__TASK TO COMPLETE__:
Gather every line that includes the word "خايربك", please.

__EXERCISE MATERIALS__:

# # # # # # #

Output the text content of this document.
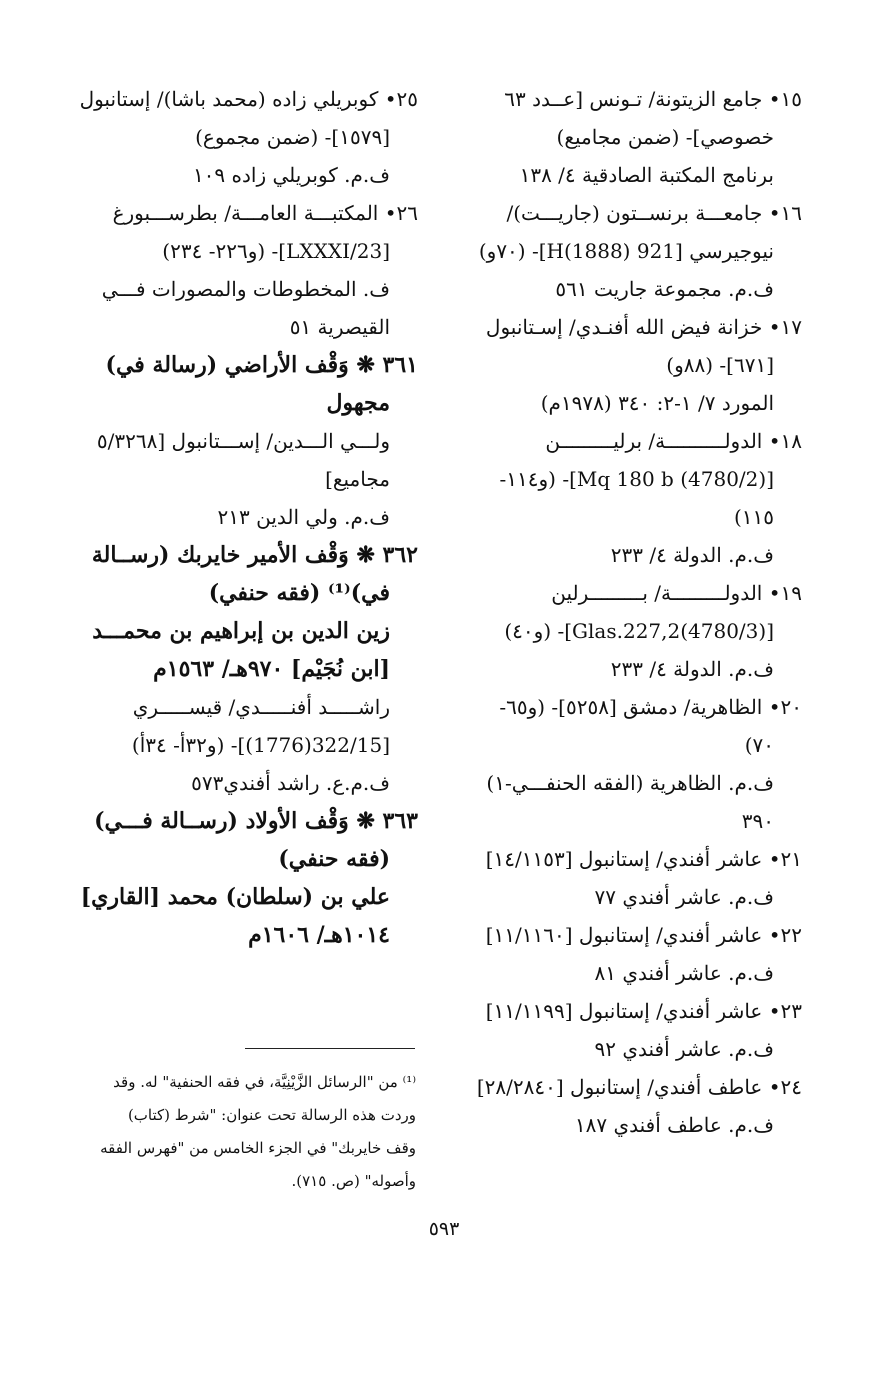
١٥• جامع الزيتونة/ تـونس [عــدد ٦٣
خصوصي]- (ضمن مجاميع)
برنامج المكتبة الصادقية ٤/ ١٣٨
١٦• جامعـــة برنســتون (جاريـــت)/
نيوجيرسي [921 H(1888)]- (٧٠و)
ف.م. مجموعة جاريت ٥٦١
١٧• خزانة فيض الله أفنـدي/ إسـتانبول
[٦٧١]- (٨٨و)
المورد ٧/ ١-٢: ٣٤٠ (١٩٧٨م)
١٨• الدولــــــــــة/ برليـــــــــن
[Mq 180 b (4780/2)]- (و١١٤-
١١٥)
ف.م. الدولة ٤/ ٢٣٣
١٩• الدولـــــــــة/ بـــــــــرلين
[Glas.227,2(4780/3)]- (و٤٠)
ف.م. الدولة ٤/ ٢٣٣
٢٠• الظاهرية/ دمشق [٥٢٥٨]- (و٦٥-
٧٠)
ف.م. الظاهرية (الفقه الحنفـــي-١)
٣٩٠
٢١• عاشر أفندي/ إستانبول [١٤/١١٥٣]
ف.م. عاشر أفندي ٧٧
٢٢• عاشر أفندي/ إستانبول [١١/١١٦٠]
ف.م. عاشر أفندي ٨١
٢٣• عاشر أفندي/ إستانبول [١١/١١٩٩]
ف.م. عاشر أفندي ٩٢
٢٤• عاطف أفندي/ إستانبول [٢٨/٢٨٤٠]
ف.م. عاطف أفندي ١٨٧
٢٥• كوبريلي زاده (محمد باشا)/ إستانبول
[١٥٧٩]- (ضمن مجموع)
ف.م. كوبريلي زاده ١٠٩
٢٦• المكتبـــة العامـــة/ بطرســـبورغ
[LXXXI/23]- (و٢٢٦- ٢٣٤)
ف. المخطوطات والمصورات فـــي
القيصرية ٥١
٣٦١ ❋ وَقْف الأراضي (رسالة في)
مجهول
ولـــي الـــدين/ إســـتانبول [٥/٣٢٦٨
مجاميع]
ف.م. ولي الدين ٢١٣
٣٦٢ ❋ وَقْف الأمير خايربك (رســالة
في)⁽¹⁾ (فقه حنفي)
زين الدين بن إبراهيم بن محمـــد
[ابن نُجَيْم] ٩٧٠هـ/ ١٥٦٣م
راشـــــد أفنـــــدي/ قيســـــري
[322/15(1776)]- (و٣٢أ- ٣٤أ)
ف.م.ع. راشد أفندي٥٧٣
٣٦٣ ❋ وَقْف الأولاد (رســالة فـــي)
(فقه حنفي)
علي بن (سلطان) محمد [القاري]
١٠١٤هـ/ ١٦٠٦م
⁽¹⁾ من "الرسائل الزَّيْنِيَّة، في فقه الحنفية" له. وقد
وردت هذه الرسالة تحت عنوان: "شرط (كتاب)
وقف خايربك" في الجزء الخامس من "فهرس الفقه
وأصوله" (ص. ٧١٥).
٥٩٣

# # # # # # #

__RESULT OF THIS EXERCISE__:
٣٦٢ ❋ وَقْف الأمير خايربك (رســالة
وقف خايربك" في الجزء الخامس من "فهرس الفقه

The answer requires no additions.